== Exercise objective ==
Starting at the line that contains "featured-content: About SCIS" and ending at the last line of the records, can you rewrite those lines as a JSON list of strings, one string per line, with blank lines left out?

== Data to process ==
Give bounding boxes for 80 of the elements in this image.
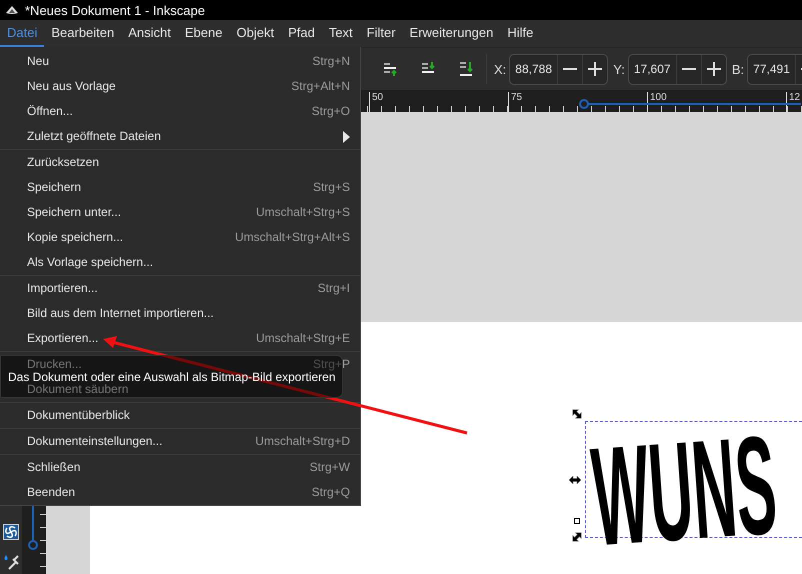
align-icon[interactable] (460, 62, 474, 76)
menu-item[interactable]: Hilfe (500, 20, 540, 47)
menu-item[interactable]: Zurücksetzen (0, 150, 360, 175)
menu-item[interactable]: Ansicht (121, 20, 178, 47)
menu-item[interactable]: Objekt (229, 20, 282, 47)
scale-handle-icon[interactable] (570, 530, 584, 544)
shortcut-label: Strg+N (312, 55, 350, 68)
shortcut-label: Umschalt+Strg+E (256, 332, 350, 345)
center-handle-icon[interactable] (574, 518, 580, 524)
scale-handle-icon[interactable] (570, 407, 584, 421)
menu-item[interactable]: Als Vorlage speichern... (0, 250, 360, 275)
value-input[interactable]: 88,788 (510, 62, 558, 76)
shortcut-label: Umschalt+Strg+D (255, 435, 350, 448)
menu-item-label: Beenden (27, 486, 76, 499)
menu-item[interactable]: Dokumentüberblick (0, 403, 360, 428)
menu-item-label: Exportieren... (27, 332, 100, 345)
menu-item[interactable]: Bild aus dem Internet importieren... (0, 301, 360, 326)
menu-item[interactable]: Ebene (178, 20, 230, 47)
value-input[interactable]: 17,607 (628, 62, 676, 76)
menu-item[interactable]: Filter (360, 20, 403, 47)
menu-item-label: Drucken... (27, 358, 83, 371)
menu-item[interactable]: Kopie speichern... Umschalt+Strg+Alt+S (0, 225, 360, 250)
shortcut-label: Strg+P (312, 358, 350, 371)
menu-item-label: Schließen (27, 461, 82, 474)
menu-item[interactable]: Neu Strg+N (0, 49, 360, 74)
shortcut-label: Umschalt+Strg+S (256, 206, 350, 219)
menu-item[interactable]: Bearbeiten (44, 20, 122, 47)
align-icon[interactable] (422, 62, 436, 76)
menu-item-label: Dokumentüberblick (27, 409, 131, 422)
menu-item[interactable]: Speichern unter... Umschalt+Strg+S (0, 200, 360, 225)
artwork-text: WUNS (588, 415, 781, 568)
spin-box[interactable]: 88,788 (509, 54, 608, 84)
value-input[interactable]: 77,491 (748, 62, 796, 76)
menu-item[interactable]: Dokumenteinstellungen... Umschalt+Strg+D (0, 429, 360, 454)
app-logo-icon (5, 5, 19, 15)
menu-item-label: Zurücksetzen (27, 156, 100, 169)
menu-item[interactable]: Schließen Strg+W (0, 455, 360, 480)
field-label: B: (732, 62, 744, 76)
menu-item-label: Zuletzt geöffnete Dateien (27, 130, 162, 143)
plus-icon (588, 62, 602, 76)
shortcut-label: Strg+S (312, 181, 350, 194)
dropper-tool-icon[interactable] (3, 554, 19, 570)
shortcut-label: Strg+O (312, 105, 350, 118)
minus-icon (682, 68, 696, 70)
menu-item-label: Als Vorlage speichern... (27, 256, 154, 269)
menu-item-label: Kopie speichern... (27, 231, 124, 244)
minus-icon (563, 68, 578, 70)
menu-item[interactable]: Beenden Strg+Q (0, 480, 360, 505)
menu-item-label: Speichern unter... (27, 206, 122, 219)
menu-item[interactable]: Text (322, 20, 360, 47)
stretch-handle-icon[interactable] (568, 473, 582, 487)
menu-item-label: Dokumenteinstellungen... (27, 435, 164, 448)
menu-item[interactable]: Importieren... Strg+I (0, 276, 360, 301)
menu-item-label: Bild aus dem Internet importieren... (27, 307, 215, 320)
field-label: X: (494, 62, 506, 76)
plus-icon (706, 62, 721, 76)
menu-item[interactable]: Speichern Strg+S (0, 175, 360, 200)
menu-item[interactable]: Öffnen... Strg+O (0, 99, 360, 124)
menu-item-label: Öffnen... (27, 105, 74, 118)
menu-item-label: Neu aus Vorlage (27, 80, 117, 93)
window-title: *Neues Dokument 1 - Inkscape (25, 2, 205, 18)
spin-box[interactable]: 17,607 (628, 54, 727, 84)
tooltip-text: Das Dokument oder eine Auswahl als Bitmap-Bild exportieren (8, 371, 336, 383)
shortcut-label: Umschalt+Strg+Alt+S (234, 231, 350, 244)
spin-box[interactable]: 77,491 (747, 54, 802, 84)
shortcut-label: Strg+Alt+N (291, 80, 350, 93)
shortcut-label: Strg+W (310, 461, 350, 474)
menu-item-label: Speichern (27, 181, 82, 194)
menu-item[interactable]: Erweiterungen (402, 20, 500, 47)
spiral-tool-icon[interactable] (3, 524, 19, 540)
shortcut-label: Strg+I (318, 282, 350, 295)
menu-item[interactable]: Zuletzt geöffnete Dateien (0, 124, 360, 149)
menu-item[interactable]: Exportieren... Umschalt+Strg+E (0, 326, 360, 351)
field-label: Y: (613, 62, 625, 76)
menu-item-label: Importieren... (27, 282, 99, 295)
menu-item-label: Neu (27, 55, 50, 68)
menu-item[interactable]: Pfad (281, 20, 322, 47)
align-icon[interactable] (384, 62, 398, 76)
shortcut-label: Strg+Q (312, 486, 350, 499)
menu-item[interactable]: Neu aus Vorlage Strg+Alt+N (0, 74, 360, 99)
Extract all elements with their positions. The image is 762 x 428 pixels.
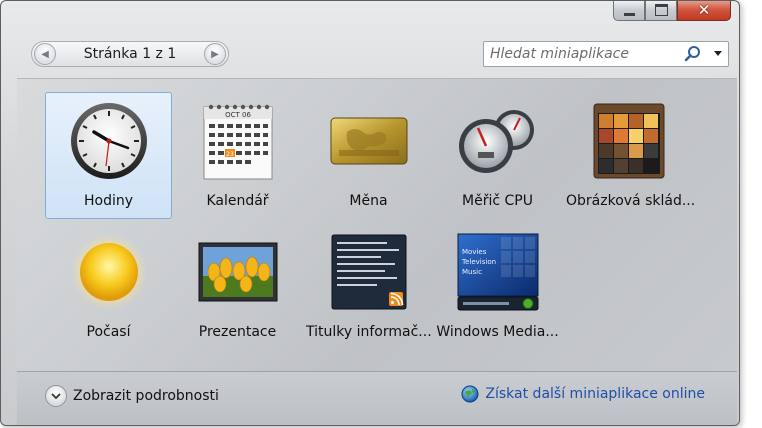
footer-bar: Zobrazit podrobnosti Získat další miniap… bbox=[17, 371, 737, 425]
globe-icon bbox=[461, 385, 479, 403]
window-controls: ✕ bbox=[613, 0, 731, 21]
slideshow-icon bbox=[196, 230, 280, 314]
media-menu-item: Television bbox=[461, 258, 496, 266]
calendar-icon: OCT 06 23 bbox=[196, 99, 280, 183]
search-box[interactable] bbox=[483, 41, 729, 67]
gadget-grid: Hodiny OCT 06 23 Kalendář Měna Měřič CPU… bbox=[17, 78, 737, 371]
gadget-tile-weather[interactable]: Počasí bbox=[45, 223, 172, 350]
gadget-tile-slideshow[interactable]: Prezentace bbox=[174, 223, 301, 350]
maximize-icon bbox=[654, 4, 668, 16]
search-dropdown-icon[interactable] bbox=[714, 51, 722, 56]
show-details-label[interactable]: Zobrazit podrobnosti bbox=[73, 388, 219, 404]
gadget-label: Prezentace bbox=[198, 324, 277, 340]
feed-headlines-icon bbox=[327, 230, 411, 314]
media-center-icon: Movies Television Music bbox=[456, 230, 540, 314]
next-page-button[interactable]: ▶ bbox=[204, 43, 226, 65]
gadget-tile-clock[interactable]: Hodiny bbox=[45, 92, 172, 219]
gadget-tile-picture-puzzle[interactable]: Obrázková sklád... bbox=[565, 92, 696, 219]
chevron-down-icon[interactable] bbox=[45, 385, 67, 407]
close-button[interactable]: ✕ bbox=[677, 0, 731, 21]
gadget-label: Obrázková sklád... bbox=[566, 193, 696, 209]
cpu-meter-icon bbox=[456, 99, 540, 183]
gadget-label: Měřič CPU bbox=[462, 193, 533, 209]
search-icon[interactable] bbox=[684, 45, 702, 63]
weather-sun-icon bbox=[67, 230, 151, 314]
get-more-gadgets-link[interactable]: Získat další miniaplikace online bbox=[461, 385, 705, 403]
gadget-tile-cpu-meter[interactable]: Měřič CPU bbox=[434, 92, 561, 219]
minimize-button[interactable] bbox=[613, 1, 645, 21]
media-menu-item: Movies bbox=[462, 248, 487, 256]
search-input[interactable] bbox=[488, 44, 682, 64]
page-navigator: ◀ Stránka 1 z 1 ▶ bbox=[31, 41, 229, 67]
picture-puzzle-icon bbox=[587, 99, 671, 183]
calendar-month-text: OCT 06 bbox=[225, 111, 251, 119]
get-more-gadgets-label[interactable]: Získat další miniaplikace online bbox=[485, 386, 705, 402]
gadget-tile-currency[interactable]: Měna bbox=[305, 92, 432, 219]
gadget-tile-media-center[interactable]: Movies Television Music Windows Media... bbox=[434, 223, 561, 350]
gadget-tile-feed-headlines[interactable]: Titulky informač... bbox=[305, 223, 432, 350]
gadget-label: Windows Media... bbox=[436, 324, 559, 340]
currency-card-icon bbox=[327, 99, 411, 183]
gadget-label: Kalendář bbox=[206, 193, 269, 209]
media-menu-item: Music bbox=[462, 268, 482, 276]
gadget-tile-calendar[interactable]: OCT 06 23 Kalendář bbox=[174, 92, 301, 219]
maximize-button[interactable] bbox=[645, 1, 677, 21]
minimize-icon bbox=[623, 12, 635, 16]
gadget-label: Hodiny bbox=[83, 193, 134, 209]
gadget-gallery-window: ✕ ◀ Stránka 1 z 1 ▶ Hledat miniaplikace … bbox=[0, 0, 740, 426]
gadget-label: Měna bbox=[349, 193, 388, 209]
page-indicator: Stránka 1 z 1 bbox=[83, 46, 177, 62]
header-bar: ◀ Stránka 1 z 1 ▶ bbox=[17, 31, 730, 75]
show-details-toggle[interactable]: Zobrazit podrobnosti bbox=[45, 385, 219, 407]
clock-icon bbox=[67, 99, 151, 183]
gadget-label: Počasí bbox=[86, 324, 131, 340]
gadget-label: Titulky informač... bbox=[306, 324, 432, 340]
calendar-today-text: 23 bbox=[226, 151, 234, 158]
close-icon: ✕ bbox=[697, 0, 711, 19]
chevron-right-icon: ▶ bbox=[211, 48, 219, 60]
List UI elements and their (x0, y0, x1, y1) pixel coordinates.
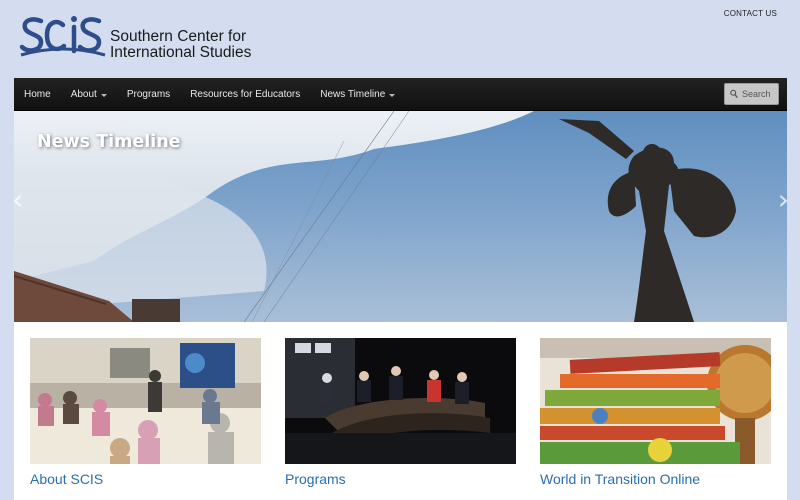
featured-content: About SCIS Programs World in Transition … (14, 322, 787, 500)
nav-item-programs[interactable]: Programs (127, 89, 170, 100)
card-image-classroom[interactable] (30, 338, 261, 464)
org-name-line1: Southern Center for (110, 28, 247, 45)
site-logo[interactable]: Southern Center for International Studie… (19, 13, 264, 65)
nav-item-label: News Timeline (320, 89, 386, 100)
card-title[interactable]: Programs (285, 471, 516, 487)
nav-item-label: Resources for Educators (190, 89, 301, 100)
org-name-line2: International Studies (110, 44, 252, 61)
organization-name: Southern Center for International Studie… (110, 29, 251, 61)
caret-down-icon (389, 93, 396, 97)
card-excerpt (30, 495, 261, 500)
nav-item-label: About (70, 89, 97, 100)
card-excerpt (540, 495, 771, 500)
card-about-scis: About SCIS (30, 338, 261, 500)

== Output below ==
[
  "featured-content: About SCIS Programs World in Transition … (14, 322, 787, 500)",
  "nav-item-programs[interactable]: Programs (127, 89, 170, 100)",
  "card-image-classroom[interactable] (30, 338, 261, 464)",
  "org-name-line1: Southern Center for (110, 28, 247, 45)",
  "site-logo[interactable]: Southern Center for International Studie… (19, 13, 264, 65)",
  "nav-item-label: News Timeline (320, 89, 386, 100)",
  "card-title[interactable]: Programs (285, 471, 516, 487)",
  "nav-item-label: Resources for Educators (190, 89, 301, 100)",
  "org-name-line2: International Studies (110, 44, 252, 61)",
  "organization-name: Southern Center for International Studie… (110, 29, 251, 61)",
  "caret-down-icon (389, 93, 396, 97)",
  "card-excerpt (30, 495, 261, 500)",
  "nav-item-label: About (70, 89, 97, 100)",
  "card-excerpt (540, 495, 771, 500)",
  "card-about-scis: About SCIS (30, 338, 261, 500)"
]